Collected data:
━━━━━━━━━━━━━━━━

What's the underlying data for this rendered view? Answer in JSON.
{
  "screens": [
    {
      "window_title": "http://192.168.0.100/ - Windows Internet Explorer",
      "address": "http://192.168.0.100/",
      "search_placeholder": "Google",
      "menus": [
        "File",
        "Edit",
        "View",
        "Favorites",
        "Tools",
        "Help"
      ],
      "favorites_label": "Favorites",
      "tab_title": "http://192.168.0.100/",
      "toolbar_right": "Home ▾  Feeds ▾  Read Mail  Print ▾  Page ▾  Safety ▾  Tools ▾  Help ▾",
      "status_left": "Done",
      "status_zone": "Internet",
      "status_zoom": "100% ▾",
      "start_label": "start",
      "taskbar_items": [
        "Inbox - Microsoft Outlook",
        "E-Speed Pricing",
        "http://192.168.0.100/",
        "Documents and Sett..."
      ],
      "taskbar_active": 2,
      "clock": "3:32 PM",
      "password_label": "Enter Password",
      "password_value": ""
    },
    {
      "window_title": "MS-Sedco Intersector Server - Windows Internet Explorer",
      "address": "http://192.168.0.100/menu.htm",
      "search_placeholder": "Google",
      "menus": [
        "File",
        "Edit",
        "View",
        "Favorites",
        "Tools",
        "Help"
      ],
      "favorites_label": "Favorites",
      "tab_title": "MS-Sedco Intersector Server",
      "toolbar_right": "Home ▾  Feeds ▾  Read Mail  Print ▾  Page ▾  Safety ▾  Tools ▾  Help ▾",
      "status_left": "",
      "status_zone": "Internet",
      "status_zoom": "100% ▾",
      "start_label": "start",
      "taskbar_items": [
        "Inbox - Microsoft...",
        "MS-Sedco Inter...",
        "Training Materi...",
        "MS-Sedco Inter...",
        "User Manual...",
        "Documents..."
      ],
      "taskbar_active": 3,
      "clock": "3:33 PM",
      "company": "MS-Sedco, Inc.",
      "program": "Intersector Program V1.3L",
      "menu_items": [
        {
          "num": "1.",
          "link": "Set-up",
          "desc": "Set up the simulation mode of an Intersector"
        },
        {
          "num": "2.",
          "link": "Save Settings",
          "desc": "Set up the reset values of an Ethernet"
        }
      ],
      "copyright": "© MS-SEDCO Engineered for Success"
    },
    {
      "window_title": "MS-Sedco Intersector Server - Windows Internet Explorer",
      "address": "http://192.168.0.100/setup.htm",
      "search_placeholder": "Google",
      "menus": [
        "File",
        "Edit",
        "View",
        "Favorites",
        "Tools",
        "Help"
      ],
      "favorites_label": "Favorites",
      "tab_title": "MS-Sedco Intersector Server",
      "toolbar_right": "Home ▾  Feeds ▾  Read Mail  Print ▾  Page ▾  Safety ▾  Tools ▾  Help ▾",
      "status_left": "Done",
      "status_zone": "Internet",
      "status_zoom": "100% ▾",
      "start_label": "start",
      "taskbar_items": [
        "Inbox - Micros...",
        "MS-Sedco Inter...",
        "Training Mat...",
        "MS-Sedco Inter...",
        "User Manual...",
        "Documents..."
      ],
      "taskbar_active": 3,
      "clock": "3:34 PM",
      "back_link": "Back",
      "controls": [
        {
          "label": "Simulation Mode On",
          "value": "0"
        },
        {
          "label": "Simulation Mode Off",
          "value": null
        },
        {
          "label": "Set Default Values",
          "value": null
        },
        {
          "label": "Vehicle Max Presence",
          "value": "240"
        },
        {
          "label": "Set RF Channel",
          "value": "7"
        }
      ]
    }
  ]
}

━━━━━━━━━━━━━━━━

The problem
Work out how many lines in the records above contain the word "Microsoft", and give only that number.

Task output
2